## WHAT YOU HAVE TO DO
Find each line holding "date" and copy it out.

## Records from a collection
===============

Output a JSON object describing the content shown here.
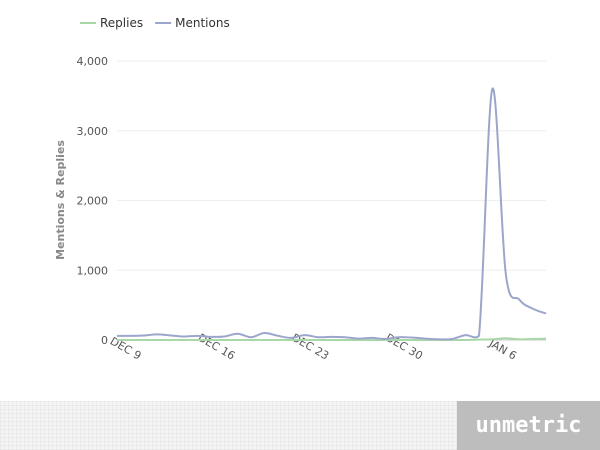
{
  "chart_data": {
    "type": "line",
    "title": "",
    "ylabel": "Mentions & Replies",
    "xlabel": "",
    "ylim": [
      0,
      4000
    ],
    "yticks": [
      0,
      1000,
      2000,
      3000,
      4000
    ],
    "ytick_labels": [
      "0",
      "1,000",
      "2,000",
      "3,000",
      "4,000"
    ],
    "x_start": "2012-12-08",
    "x_end": "2013-01-09",
    "xticks": [
      {
        "date": "2012-12-09",
        "label": "DEC 9"
      },
      {
        "date": "2012-12-16",
        "label": "DEC 16"
      },
      {
        "date": "2012-12-23",
        "label": "DEC 23"
      },
      {
        "date": "2012-12-30",
        "label": "DEC 30"
      },
      {
        "date": "2013-01-06",
        "label": "JAN 6"
      }
    ],
    "legend_position": "top-left",
    "grid": true,
    "series": [
      {
        "name": "Replies",
        "color": "#a8d8a8",
        "points": [
          [
            "2012-12-08",
            0
          ],
          [
            "2012-12-10",
            0
          ],
          [
            "2012-12-12",
            0
          ],
          [
            "2012-12-14",
            0
          ],
          [
            "2012-12-16",
            0
          ],
          [
            "2012-12-18",
            0
          ],
          [
            "2012-12-20",
            0
          ],
          [
            "2012-12-22",
            0
          ],
          [
            "2012-12-24",
            0
          ],
          [
            "2012-12-26",
            0
          ],
          [
            "2012-12-28",
            0
          ],
          [
            "2012-12-30",
            0
          ],
          [
            "2013-01-01",
            0
          ],
          [
            "2013-01-03",
            0
          ],
          [
            "2013-01-04",
            5
          ],
          [
            "2013-01-05",
            10
          ],
          [
            "2013-01-06",
            25
          ],
          [
            "2013-01-07",
            10
          ],
          [
            "2013-01-08",
            15
          ],
          [
            "2013-01-09",
            20
          ]
        ]
      },
      {
        "name": "Mentions",
        "color": "#9ca6cc",
        "points": [
          [
            "2012-12-08",
            60
          ],
          [
            "2012-12-09",
            60
          ],
          [
            "2012-12-10",
            65
          ],
          [
            "2012-12-11",
            80
          ],
          [
            "2012-12-12",
            65
          ],
          [
            "2012-12-13",
            50
          ],
          [
            "2012-12-14",
            60
          ],
          [
            "2012-12-15",
            45
          ],
          [
            "2012-12-16",
            50
          ],
          [
            "2012-12-17",
            90
          ],
          [
            "2012-12-18",
            40
          ],
          [
            "2012-12-19",
            100
          ],
          [
            "2012-12-20",
            60
          ],
          [
            "2012-12-21",
            30
          ],
          [
            "2012-12-22",
            70
          ],
          [
            "2012-12-23",
            40
          ],
          [
            "2012-12-24",
            45
          ],
          [
            "2012-12-25",
            40
          ],
          [
            "2012-12-26",
            20
          ],
          [
            "2012-12-27",
            30
          ],
          [
            "2012-12-28",
            15
          ],
          [
            "2012-12-29",
            40
          ],
          [
            "2012-12-30",
            35
          ],
          [
            "2012-12-31",
            20
          ],
          [
            "2013-01-01",
            10
          ],
          [
            "2013-01-02",
            15
          ],
          [
            "2013-01-03",
            70
          ],
          [
            "2013-01-04",
            60
          ],
          [
            "2013-01-05",
            3600
          ],
          [
            "2013-01-06",
            950
          ],
          [
            "2013-01-07",
            580
          ],
          [
            "2013-01-08",
            450
          ],
          [
            "2013-01-09",
            380
          ]
        ]
      }
    ]
  },
  "brand": {
    "logo_text": "unmetric"
  }
}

===============

## REPLY
        "date": "2012-12-09",
        "date": "2012-12-16",
        "date": "2012-12-23",
        "date": "2012-12-30",
        "date": "2013-01-06",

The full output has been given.